* BEGIN WORKING DATA *
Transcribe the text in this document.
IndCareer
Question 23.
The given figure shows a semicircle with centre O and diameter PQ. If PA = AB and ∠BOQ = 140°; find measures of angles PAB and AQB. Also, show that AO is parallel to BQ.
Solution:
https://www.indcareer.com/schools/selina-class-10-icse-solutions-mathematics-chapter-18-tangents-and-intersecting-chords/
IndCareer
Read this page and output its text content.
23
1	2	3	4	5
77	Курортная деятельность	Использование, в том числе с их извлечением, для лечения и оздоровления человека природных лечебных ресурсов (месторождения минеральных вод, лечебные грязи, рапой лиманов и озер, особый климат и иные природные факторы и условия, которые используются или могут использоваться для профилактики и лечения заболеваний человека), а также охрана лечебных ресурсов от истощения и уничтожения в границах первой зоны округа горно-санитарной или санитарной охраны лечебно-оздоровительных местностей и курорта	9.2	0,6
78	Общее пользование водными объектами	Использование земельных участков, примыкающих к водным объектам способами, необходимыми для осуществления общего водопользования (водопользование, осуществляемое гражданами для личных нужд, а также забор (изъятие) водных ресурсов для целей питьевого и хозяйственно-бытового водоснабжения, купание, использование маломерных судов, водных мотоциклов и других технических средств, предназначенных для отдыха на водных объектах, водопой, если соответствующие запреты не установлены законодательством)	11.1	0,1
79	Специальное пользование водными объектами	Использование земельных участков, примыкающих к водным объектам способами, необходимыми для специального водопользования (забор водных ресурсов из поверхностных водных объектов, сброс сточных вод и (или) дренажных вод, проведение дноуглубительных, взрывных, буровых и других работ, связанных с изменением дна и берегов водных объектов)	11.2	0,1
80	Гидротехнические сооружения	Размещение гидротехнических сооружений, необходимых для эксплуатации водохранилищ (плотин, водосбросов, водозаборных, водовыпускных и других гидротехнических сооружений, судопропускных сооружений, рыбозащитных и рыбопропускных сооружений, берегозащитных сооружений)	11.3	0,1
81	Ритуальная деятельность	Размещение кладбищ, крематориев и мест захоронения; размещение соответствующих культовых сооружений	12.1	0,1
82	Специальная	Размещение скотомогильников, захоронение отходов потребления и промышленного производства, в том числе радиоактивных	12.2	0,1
* END WORKING DATA *
_PROMPT:_ Repeat the records above exactly, leaving none out.

_RESPONSE:_
Transcribe the text in this document.
IndCareer
Question 23.
The given figure shows a semicircle with centre O and diameter PQ. If PA = AB and ∠BOQ = 140°; find measures of angles PAB and AQB. Also, show that AO is parallel to BQ.
Solution:
https://www.indcareer.com/schools/selina-class-10-icse-solutions-mathematics-chapter-18-tangents-and-intersecting-chords/
IndCareer
Read this page and output its text content.
23
1	2	3	4	5
77	Курортная деятельность	Использование, в том числе с их извлечением, для лечения и оздоровления человека природных лечебных ресурсов (месторождения минеральных вод, лечебные грязи, рапой лиманов и озер, особый климат и иные природные факторы и условия, которые используются или могут использоваться для профилактики и лечения заболеваний человека), а также охрана лечебных ресурсов от истощения и уничтожения в границах первой зоны округа горно-санитарной или санитарной охраны лечебно-оздоровительных местностей и курорта	9.2	0,6
78	Общее пользование водными объектами	Использование земельных участков, примыкающих к водным объектам способами, необходимыми для осуществления общего водопользования (водопользование, осуществляемое гражданами для личных нужд, а также забор (изъятие) водных ресурсов для целей питьевого и хозяйственно-бытового водоснабжения, купание, использование маломерных судов, водных мотоциклов и других технических средств, предназначенных для отдыха на водных объектах, водопой, если соответствующие запреты не установлены законодательством)	11.1	0,1
79	Специальное пользование водными объектами	Использование земельных участков, примыкающих к водным объектам способами, необходимыми для специального водопользования (забор водных ресурсов из поверхностных водных объектов, сброс сточных вод и (или) дренажных вод, проведение дноуглубительных, взрывных, буровых и других работ, связанных с изменением дна и берегов водных объектов)	11.2	0,1
80	Гидротехнические сооружения	Размещение гидротехнических сооружений, необходимых для эксплуатации водохранилищ (плотин, водосбросов, водозаборных, водовыпускных и других гидротехнических сооружений, судопропускных сооружений, рыбозащитных и рыбопропускных сооружений, берегозащитных сооружений)	11.3	0,1
81	Ритуальная деятельность	Размещение кладбищ, крематориев и мест захоронения; размещение соответствующих культовых сооружений	12.1	0,1
82	Специальная	Размещение скотомогильников, захоронение отходов потребления и промышленного производства, в том числе радиоактивных	12.2	0,1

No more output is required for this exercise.